Extracted data entries:
========================================================================

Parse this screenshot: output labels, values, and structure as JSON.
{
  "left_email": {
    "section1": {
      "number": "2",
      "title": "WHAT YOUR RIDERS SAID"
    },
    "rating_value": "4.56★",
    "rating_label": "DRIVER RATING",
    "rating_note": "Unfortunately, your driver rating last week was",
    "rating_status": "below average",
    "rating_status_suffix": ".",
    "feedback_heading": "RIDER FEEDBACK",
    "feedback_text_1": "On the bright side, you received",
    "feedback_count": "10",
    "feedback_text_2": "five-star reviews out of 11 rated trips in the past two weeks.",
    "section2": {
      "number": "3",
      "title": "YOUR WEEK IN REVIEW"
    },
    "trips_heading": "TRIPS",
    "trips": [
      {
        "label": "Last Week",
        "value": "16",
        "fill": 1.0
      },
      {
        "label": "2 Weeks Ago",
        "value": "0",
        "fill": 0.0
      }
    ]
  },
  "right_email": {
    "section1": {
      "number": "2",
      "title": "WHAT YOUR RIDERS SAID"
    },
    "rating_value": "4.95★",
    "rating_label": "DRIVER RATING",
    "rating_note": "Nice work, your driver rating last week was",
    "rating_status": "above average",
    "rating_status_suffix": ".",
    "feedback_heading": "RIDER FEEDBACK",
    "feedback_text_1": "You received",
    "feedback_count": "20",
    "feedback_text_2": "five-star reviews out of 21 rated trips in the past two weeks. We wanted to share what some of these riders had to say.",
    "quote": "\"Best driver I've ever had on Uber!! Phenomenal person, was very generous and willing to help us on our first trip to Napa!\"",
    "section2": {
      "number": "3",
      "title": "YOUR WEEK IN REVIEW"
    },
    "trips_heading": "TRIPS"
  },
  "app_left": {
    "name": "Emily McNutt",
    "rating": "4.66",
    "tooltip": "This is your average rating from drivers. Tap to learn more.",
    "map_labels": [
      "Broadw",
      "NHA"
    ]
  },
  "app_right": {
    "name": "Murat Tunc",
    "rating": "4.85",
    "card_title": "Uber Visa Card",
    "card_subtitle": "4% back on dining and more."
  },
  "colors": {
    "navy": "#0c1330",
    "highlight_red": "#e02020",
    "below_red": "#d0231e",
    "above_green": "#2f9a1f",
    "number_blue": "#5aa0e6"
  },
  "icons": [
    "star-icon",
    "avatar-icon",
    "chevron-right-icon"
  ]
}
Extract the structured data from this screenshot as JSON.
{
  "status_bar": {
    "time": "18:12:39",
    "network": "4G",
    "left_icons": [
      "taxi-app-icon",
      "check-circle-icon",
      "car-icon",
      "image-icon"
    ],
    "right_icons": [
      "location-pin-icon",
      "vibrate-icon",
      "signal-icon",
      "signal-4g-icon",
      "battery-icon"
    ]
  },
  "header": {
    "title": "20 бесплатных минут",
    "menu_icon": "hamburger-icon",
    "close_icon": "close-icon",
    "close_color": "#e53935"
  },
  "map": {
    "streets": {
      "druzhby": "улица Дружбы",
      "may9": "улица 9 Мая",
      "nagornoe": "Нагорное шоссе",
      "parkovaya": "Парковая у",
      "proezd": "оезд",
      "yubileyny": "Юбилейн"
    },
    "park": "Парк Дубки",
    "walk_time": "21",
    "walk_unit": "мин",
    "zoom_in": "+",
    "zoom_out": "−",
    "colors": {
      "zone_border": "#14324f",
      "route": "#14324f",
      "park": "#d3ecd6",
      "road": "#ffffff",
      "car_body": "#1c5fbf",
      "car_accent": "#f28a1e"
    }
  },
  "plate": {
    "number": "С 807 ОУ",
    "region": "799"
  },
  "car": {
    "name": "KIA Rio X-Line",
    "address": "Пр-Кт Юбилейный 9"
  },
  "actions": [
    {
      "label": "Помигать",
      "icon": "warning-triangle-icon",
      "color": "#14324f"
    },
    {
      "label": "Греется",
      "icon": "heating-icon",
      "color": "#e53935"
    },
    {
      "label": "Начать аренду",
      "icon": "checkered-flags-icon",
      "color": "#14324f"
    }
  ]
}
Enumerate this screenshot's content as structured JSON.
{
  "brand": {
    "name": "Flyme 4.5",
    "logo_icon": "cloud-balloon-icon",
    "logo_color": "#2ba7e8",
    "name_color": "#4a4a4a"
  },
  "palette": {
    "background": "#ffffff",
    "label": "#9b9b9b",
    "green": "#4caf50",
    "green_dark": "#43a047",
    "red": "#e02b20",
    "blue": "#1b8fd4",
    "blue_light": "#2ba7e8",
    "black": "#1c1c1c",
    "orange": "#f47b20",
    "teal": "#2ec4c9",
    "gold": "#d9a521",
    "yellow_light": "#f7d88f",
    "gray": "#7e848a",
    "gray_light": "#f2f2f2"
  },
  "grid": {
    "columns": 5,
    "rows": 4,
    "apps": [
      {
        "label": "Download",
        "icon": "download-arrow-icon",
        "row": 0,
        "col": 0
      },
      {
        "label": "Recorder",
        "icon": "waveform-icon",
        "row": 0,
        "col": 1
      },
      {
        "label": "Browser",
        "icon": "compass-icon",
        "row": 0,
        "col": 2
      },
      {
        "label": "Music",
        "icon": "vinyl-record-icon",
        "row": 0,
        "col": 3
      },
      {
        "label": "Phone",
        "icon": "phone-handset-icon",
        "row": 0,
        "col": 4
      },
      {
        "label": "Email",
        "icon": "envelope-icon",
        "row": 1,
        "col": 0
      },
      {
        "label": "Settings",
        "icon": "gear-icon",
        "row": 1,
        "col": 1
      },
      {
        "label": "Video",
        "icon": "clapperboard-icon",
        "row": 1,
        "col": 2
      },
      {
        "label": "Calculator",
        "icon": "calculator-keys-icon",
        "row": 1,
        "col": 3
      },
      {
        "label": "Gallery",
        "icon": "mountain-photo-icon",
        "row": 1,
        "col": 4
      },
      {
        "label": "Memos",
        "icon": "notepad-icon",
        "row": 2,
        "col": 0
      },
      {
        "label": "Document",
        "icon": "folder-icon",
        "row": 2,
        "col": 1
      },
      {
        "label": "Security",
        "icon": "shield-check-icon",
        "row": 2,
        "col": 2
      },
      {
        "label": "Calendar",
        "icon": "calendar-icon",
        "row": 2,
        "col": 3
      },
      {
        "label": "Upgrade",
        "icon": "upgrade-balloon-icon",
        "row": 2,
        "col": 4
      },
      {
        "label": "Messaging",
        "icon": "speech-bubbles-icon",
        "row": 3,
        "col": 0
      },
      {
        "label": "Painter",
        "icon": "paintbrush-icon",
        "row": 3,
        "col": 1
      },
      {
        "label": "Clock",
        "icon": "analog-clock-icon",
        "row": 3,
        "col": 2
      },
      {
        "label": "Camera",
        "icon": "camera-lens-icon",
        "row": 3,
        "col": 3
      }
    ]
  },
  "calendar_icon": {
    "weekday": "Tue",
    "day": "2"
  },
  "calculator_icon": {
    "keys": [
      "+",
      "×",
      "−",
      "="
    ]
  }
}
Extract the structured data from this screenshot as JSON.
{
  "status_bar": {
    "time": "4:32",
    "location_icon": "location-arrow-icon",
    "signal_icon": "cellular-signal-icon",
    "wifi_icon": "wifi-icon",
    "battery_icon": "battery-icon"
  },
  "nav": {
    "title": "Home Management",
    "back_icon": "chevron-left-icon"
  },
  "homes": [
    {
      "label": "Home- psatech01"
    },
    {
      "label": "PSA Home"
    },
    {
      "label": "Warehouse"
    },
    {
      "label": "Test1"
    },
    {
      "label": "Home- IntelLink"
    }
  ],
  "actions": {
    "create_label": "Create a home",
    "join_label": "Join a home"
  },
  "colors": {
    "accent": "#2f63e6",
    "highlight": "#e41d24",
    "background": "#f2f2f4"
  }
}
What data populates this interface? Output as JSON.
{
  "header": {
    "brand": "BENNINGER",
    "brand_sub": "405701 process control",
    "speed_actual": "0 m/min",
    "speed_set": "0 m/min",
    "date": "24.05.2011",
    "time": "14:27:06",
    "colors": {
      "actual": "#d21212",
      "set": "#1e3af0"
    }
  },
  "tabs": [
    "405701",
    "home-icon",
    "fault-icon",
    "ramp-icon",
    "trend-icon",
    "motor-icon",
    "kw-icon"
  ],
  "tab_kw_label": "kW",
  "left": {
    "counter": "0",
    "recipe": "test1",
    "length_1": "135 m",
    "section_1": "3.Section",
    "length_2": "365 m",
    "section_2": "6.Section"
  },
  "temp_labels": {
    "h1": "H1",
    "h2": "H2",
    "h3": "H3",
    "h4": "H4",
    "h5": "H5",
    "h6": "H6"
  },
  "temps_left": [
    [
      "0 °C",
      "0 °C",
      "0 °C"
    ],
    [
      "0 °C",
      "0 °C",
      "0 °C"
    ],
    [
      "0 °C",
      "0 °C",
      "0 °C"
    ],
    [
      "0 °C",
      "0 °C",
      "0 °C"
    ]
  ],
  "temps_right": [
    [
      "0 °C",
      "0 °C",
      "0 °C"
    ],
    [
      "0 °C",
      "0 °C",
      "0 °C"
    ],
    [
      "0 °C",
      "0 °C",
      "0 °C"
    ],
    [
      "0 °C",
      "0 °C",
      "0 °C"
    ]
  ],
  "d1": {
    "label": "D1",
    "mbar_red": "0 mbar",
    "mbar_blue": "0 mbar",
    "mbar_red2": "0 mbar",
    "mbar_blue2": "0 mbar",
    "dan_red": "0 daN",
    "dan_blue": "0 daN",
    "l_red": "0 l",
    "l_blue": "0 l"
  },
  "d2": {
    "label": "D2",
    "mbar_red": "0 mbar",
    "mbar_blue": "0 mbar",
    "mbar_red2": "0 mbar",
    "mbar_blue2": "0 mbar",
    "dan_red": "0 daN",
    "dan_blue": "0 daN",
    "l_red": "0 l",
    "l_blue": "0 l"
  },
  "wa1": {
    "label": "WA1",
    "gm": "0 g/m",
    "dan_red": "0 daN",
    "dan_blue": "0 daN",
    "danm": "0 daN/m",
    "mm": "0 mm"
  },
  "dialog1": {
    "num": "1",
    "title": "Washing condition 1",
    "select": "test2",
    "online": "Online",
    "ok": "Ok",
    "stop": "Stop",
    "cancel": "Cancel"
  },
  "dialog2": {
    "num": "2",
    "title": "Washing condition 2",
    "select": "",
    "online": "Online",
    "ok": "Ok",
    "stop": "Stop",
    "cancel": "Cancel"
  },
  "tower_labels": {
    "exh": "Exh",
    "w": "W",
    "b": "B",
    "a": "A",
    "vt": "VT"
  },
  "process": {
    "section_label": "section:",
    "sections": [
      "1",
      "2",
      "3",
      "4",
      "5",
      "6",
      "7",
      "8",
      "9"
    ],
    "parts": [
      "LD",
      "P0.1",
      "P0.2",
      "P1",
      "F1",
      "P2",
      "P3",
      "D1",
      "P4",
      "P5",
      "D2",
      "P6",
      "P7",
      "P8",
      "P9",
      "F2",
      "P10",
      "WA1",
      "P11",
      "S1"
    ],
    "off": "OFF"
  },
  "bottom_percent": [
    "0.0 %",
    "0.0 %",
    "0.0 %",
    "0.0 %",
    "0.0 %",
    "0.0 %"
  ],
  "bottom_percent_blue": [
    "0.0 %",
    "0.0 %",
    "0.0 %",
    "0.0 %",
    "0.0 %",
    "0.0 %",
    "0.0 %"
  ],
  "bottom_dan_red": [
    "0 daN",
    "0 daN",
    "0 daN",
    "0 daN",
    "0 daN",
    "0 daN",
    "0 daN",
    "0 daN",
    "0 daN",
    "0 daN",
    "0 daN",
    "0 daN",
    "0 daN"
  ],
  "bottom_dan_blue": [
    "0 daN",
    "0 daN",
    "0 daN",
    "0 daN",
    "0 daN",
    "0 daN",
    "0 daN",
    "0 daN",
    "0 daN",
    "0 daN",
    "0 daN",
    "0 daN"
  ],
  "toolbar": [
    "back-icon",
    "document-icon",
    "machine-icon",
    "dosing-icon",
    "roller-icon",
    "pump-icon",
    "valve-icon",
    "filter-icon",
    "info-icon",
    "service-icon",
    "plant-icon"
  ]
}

========================================================================

EXERCISE REQUIREMENTS |
Every line that holds the word "chevron" counts once; state the total number of such lines and nothing else.

CORRECT RESPONSE |
2